WORK TO BE COMPLETED: Find each line containing the string "Branches" and return it.

A run of records
※

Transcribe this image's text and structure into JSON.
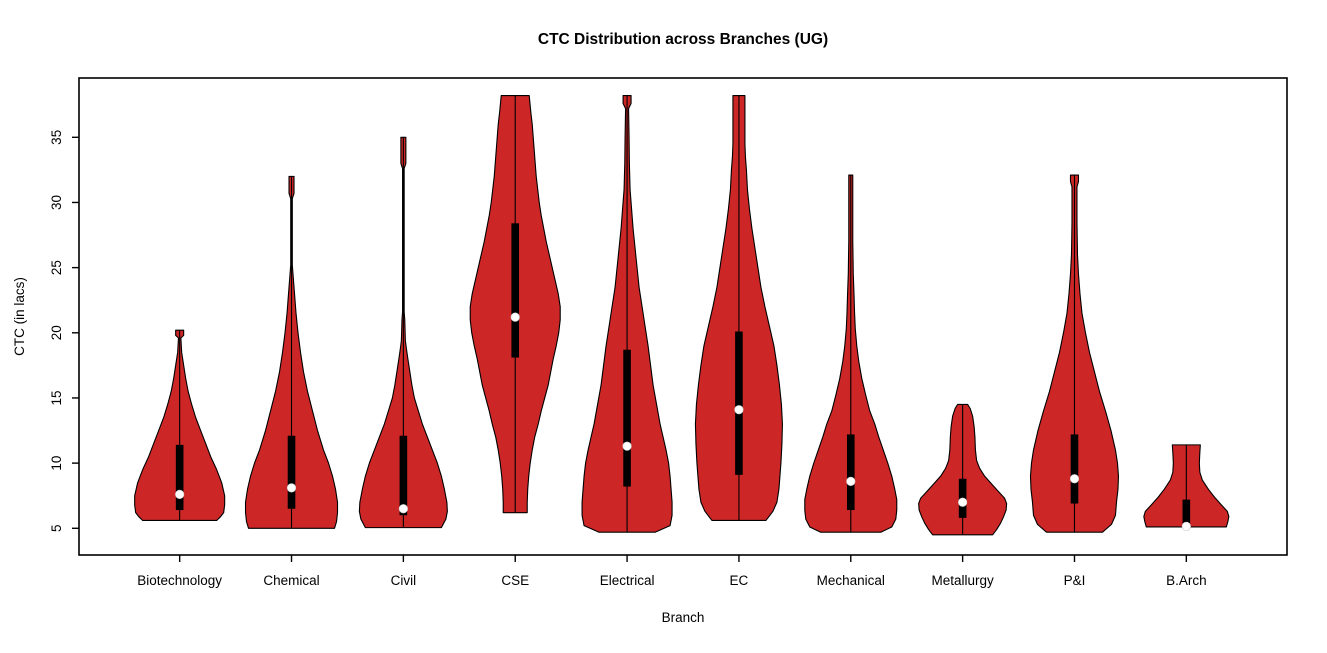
{
  "title": "CTC Distribution across Branches (UG)",
  "chart_data": {
    "type": "violin",
    "title": "CTC Distribution across Branches (UG)",
    "xlabel": "Branch",
    "ylabel": "CTC (in lacs)",
    "yticks": [
      5,
      10,
      15,
      20,
      25,
      30,
      35
    ],
    "y_range": [
      2.95,
      39.55
    ],
    "x_range": [
      0.1,
      10.9
    ],
    "grid": false,
    "legend": "none",
    "colors": {
      "violin_fill": "#CC2626",
      "outline": "#000000",
      "box": "#000000",
      "median_dot": "#ffffff",
      "background": "#ffffff"
    },
    "categories": [
      "Biotechnology",
      "Chemical",
      "Civil",
      "CSE",
      "Electrical",
      "EC",
      "Mechanical",
      "Metallurgy",
      "P&I",
      "B.Arch"
    ],
    "violins": [
      {
        "name": "Biotechnology",
        "pos": 1,
        "min": 5.6,
        "max": 20.2,
        "q1": 6.4,
        "q3": 11.4,
        "median": 7.6,
        "profile": [
          [
            20.2,
            4
          ],
          [
            19.8,
            4
          ],
          [
            19.6,
            1.2
          ],
          [
            18.5,
            2
          ],
          [
            17.5,
            4
          ],
          [
            16.5,
            6
          ],
          [
            15.5,
            8.5
          ],
          [
            14.5,
            12
          ],
          [
            13.5,
            16
          ],
          [
            12.5,
            21
          ],
          [
            11.5,
            26
          ],
          [
            10.5,
            31
          ],
          [
            9.5,
            37
          ],
          [
            8.5,
            42
          ],
          [
            7.5,
            45
          ],
          [
            6.8,
            45
          ],
          [
            6.2,
            44
          ],
          [
            5.9,
            41
          ],
          [
            5.6,
            37
          ]
        ]
      },
      {
        "name": "Chemical",
        "pos": 2,
        "min": 5.0,
        "max": 32.0,
        "q1": 6.5,
        "q3": 12.1,
        "median": 8.1,
        "profile": [
          [
            32,
            2.5
          ],
          [
            30.7,
            2.5
          ],
          [
            30.3,
            0.8
          ],
          [
            25.2,
            0.8
          ],
          [
            24.5,
            1.5
          ],
          [
            23,
            3
          ],
          [
            21.5,
            4.5
          ],
          [
            20,
            6.5
          ],
          [
            18.5,
            9
          ],
          [
            17,
            12
          ],
          [
            15.5,
            16
          ],
          [
            14,
            21
          ],
          [
            12.5,
            26
          ],
          [
            11,
            32
          ],
          [
            10,
            37
          ],
          [
            9,
            41
          ],
          [
            8,
            44
          ],
          [
            7,
            46
          ],
          [
            6.2,
            46
          ],
          [
            5.5,
            45
          ],
          [
            5,
            43
          ]
        ]
      },
      {
        "name": "Civil",
        "pos": 3,
        "min": 5.05,
        "max": 35.0,
        "q1": 6.0,
        "q3": 12.1,
        "median": 6.5,
        "profile": [
          [
            35,
            2.5
          ],
          [
            33,
            2.5
          ],
          [
            32.6,
            0.8
          ],
          [
            21.6,
            0.8
          ],
          [
            21,
            1.4
          ],
          [
            19.4,
            2
          ],
          [
            18.8,
            3
          ],
          [
            18,
            4.5
          ],
          [
            17,
            6.5
          ],
          [
            16,
            8.5
          ],
          [
            15,
            11
          ],
          [
            14,
            15
          ],
          [
            13,
            19
          ],
          [
            12,
            24
          ],
          [
            11,
            29
          ],
          [
            10,
            34
          ],
          [
            9,
            38
          ],
          [
            8,
            41
          ],
          [
            7,
            43.5
          ],
          [
            6.3,
            44
          ],
          [
            5.7,
            42.5
          ],
          [
            5.05,
            38
          ]
        ]
      },
      {
        "name": "CSE",
        "pos": 4,
        "min": 6.2,
        "max": 38.2,
        "q1": 18.1,
        "q3": 28.4,
        "median": 21.2,
        "profile": [
          [
            38.2,
            14
          ],
          [
            37,
            15.5
          ],
          [
            36,
            17
          ],
          [
            35,
            18
          ],
          [
            34,
            19
          ],
          [
            33,
            20
          ],
          [
            32,
            21
          ],
          [
            31,
            22.5
          ],
          [
            30,
            24
          ],
          [
            29,
            26
          ],
          [
            28,
            28.5
          ],
          [
            27,
            31
          ],
          [
            26,
            34
          ],
          [
            25,
            37
          ],
          [
            24,
            40
          ],
          [
            23,
            43
          ],
          [
            22,
            45
          ],
          [
            21,
            45
          ],
          [
            20,
            43.5
          ],
          [
            19,
            41
          ],
          [
            18,
            38
          ],
          [
            17,
            35.5
          ],
          [
            16,
            33
          ],
          [
            15,
            29.5
          ],
          [
            14,
            26
          ],
          [
            13,
            23
          ],
          [
            12,
            19.5
          ],
          [
            11,
            17
          ],
          [
            10,
            15
          ],
          [
            9,
            13.5
          ],
          [
            8,
            12.5
          ],
          [
            7,
            12
          ],
          [
            6.2,
            12
          ]
        ]
      },
      {
        "name": "Electrical",
        "pos": 5,
        "min": 4.7,
        "max": 38.2,
        "q1": 8.2,
        "q3": 18.7,
        "median": 11.3,
        "profile": [
          [
            38.2,
            4
          ],
          [
            37.6,
            4
          ],
          [
            37.2,
            1.5
          ],
          [
            35,
            2
          ],
          [
            33,
            2.3
          ],
          [
            31,
            3
          ],
          [
            29.5,
            4.5
          ],
          [
            28,
            6
          ],
          [
            26.5,
            8
          ],
          [
            25,
            10
          ],
          [
            23.5,
            12
          ],
          [
            22,
            15
          ],
          [
            20.5,
            18
          ],
          [
            19,
            21
          ],
          [
            17.5,
            23.5
          ],
          [
            16,
            26
          ],
          [
            14.5,
            29.5
          ],
          [
            13,
            33
          ],
          [
            12,
            36
          ],
          [
            11,
            39
          ],
          [
            10,
            41.5
          ],
          [
            9,
            43
          ],
          [
            8,
            44
          ],
          [
            7,
            45
          ],
          [
            6,
            45
          ],
          [
            5.2,
            43
          ],
          [
            4.7,
            28
          ]
        ]
      },
      {
        "name": "EC",
        "pos": 6,
        "min": 5.6,
        "max": 38.2,
        "q1": 9.1,
        "q3": 20.1,
        "median": 14.1,
        "profile": [
          [
            38.2,
            6
          ],
          [
            36,
            6
          ],
          [
            34.5,
            6
          ],
          [
            33.5,
            6.5
          ],
          [
            32.5,
            7.5
          ],
          [
            31,
            8.5
          ],
          [
            29.5,
            10.5
          ],
          [
            28,
            13
          ],
          [
            26.5,
            16
          ],
          [
            25,
            19
          ],
          [
            23.5,
            22
          ],
          [
            22,
            26
          ],
          [
            20.5,
            30.5
          ],
          [
            19,
            35
          ],
          [
            17.5,
            38
          ],
          [
            16,
            40.5
          ],
          [
            14.5,
            42.5
          ],
          [
            13,
            43.5
          ],
          [
            11.5,
            43
          ],
          [
            10,
            42
          ],
          [
            9,
            41
          ],
          [
            8,
            40
          ],
          [
            7,
            38
          ],
          [
            6.3,
            34
          ],
          [
            5.9,
            30
          ],
          [
            5.6,
            27
          ]
        ]
      },
      {
        "name": "Mechanical",
        "pos": 7,
        "min": 4.7,
        "max": 32.1,
        "q1": 6.4,
        "q3": 12.2,
        "median": 8.6,
        "profile": [
          [
            32.1,
            2
          ],
          [
            30,
            2
          ],
          [
            27,
            2
          ],
          [
            24.5,
            2.5
          ],
          [
            23,
            3.2
          ],
          [
            21.5,
            3.8
          ],
          [
            20.3,
            4.5
          ],
          [
            19,
            6
          ],
          [
            17.8,
            8
          ],
          [
            16.5,
            11
          ],
          [
            15.2,
            15
          ],
          [
            14,
            19
          ],
          [
            13,
            24
          ],
          [
            12,
            28
          ],
          [
            11,
            32.5
          ],
          [
            10,
            37
          ],
          [
            9,
            41
          ],
          [
            8,
            44
          ],
          [
            7.2,
            46
          ],
          [
            6.4,
            46
          ],
          [
            5.7,
            45
          ],
          [
            5.1,
            41
          ],
          [
            4.7,
            30
          ]
        ]
      },
      {
        "name": "Metallurgy",
        "pos": 8,
        "min": 4.5,
        "max": 14.5,
        "q1": 5.8,
        "q3": 8.8,
        "median": 7.0,
        "profile": [
          [
            14.5,
            5
          ],
          [
            14.2,
            7.5
          ],
          [
            13.6,
            10
          ],
          [
            12.8,
            11.5
          ],
          [
            12,
            12.3
          ],
          [
            11,
            12.8
          ],
          [
            10.2,
            14
          ],
          [
            9.6,
            17
          ],
          [
            9,
            22
          ],
          [
            8.4,
            29
          ],
          [
            7.8,
            36
          ],
          [
            7.3,
            42
          ],
          [
            6.9,
            44
          ],
          [
            6.4,
            43.5
          ],
          [
            5.9,
            41
          ],
          [
            5.4,
            38
          ],
          [
            4.9,
            34
          ],
          [
            4.5,
            30
          ]
        ]
      },
      {
        "name": "P&I",
        "pos": 9,
        "min": 4.7,
        "max": 32.1,
        "q1": 6.9,
        "q3": 12.2,
        "median": 8.8,
        "profile": [
          [
            32.1,
            4
          ],
          [
            31.6,
            4
          ],
          [
            31.2,
            2.5
          ],
          [
            28.5,
            2.5
          ],
          [
            26,
            3
          ],
          [
            24.5,
            4
          ],
          [
            23,
            5.5
          ],
          [
            21.5,
            7.5
          ],
          [
            20,
            11
          ],
          [
            18.5,
            15
          ],
          [
            17,
            20
          ],
          [
            15.5,
            25
          ],
          [
            14,
            31
          ],
          [
            12.5,
            36.5
          ],
          [
            11,
            41
          ],
          [
            10,
            43
          ],
          [
            9,
            44
          ],
          [
            8,
            43.5
          ],
          [
            7,
            42
          ],
          [
            6,
            41
          ],
          [
            5.3,
            37
          ],
          [
            4.7,
            28
          ]
        ]
      },
      {
        "name": "B.Arch",
        "pos": 10,
        "min": 5.1,
        "max": 11.4,
        "q1": 5.3,
        "q3": 7.2,
        "median": 5.15,
        "profile": [
          [
            11.4,
            14
          ],
          [
            10.8,
            13.5
          ],
          [
            10,
            13
          ],
          [
            9.3,
            13.5
          ],
          [
            8.7,
            16
          ],
          [
            8,
            22
          ],
          [
            7.4,
            28
          ],
          [
            6.8,
            35
          ],
          [
            6.3,
            41
          ],
          [
            5.9,
            42.5
          ],
          [
            5.5,
            41.5
          ],
          [
            5.1,
            40
          ]
        ]
      }
    ]
  }
}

※

WORKED ANSWER:
  "title": "CTC Distribution across Branches (UG)",
    "title": "CTC Distribution across Branches (UG)",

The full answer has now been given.